▶ [WORK TO COMPLETE] Recast all of the data below as a numbered list with one line per item. Omit any blank lines and the pictures.
***
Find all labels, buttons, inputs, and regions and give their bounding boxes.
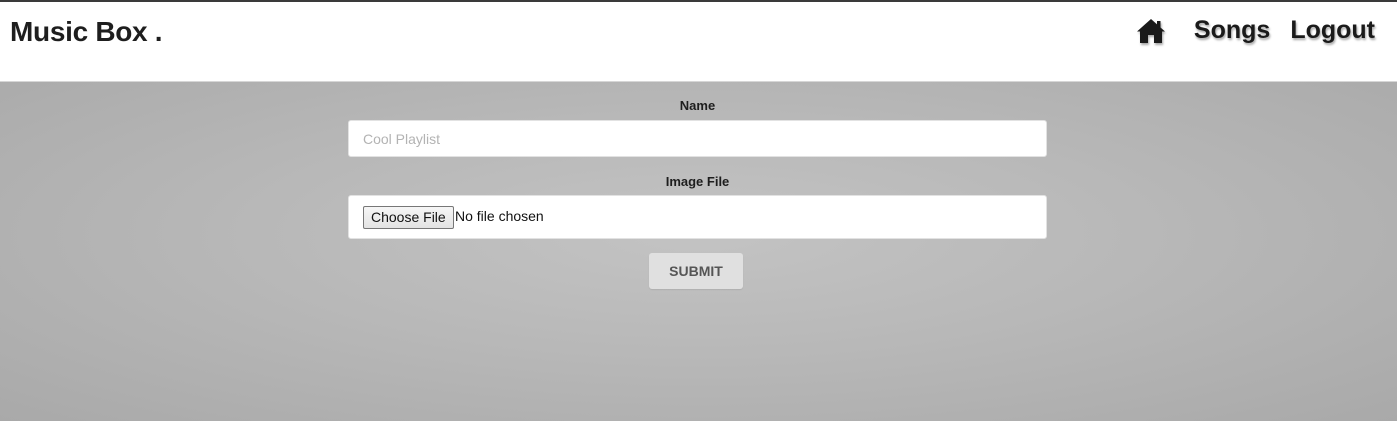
file-status-text: No file chosen: [455, 208, 544, 224]
name-input[interactable]: [348, 120, 1047, 157]
image-file-input[interactable]: Choose File No file chosen: [348, 195, 1047, 239]
image-file-label: Image File: [665, 174, 730, 189]
choose-file-button[interactable]: Choose File: [363, 206, 454, 229]
nav-songs-link[interactable]: Songs: [1194, 16, 1270, 45]
nav-logout-link[interactable]: Logout: [1290, 16, 1375, 45]
brand-logo[interactable]: Music Box .: [10, 16, 163, 48]
main-content: Name Image File Choose File No file chos…: [0, 82, 1397, 421]
name-label: Name: [679, 98, 716, 113]
submit-button[interactable]: SUBMIT: [649, 253, 743, 289]
site-header: Music Box . Songs Logout: [0, 2, 1397, 82]
main-nav: Songs Logout: [1136, 16, 1375, 45]
home-icon[interactable]: [1136, 18, 1166, 44]
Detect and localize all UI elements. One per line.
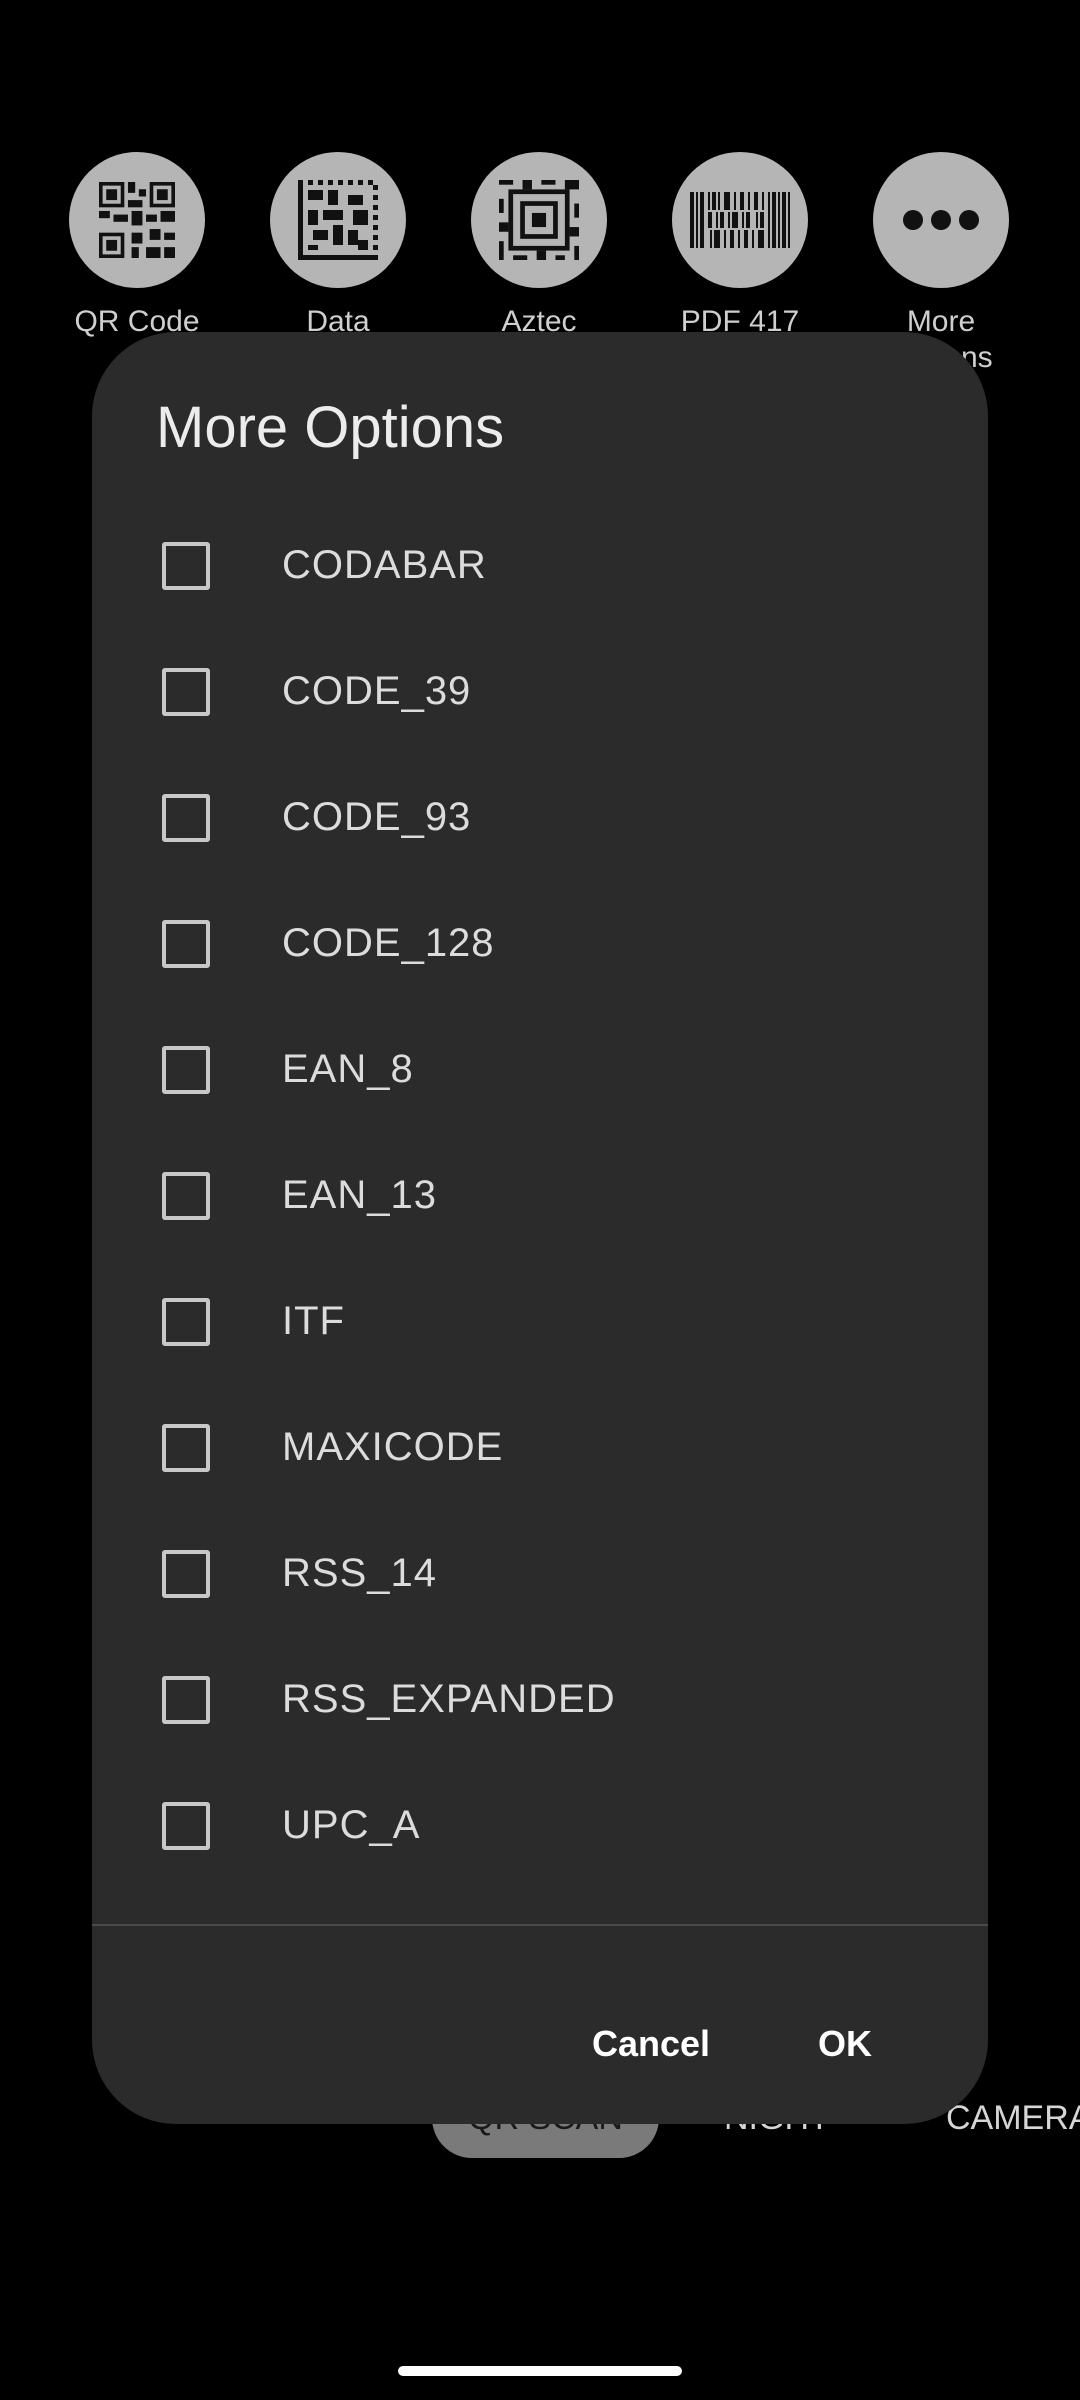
***
▶ [THE RESPONSE]
1. Find all labels, buttons, inputs, and regions and give their bounding boxes.
2. file-status-text: No file chosen: [455, 208, 544, 224]
3. name-input[interactable]: [348, 120, 1047, 157]
4. image-file-input[interactable]: Choose File No file chosen: [348, 195, 1047, 239]
5. image-file-label: Image File: [665, 174, 730, 189]
6. choose-file-button[interactable]: Choose File: [363, 206, 454, 229]
7. nav-songs-link[interactable]: Songs: [1194, 16, 1270, 45]
8. nav-logout-link[interactable]: Logout: [1290, 16, 1375, 45]
9. brand-logo[interactable]: Music Box .: [10, 16, 163, 48]
10. main-content: Name Image File Choose File No file chos…: [0, 82, 1397, 421]
11. name-label: Name: [679, 98, 716, 113]
12. submit-button[interactable]: SUBMIT: [649, 253, 743, 289]
13. site-header: Music Box . Songs Logout: [0, 2, 1397, 82]
14. main-nav: Songs Logout: [1136, 16, 1375, 45]
15. home-icon[interactable]: [1136, 18, 1166, 44]
16. Detect and localize all UI elements. One per line.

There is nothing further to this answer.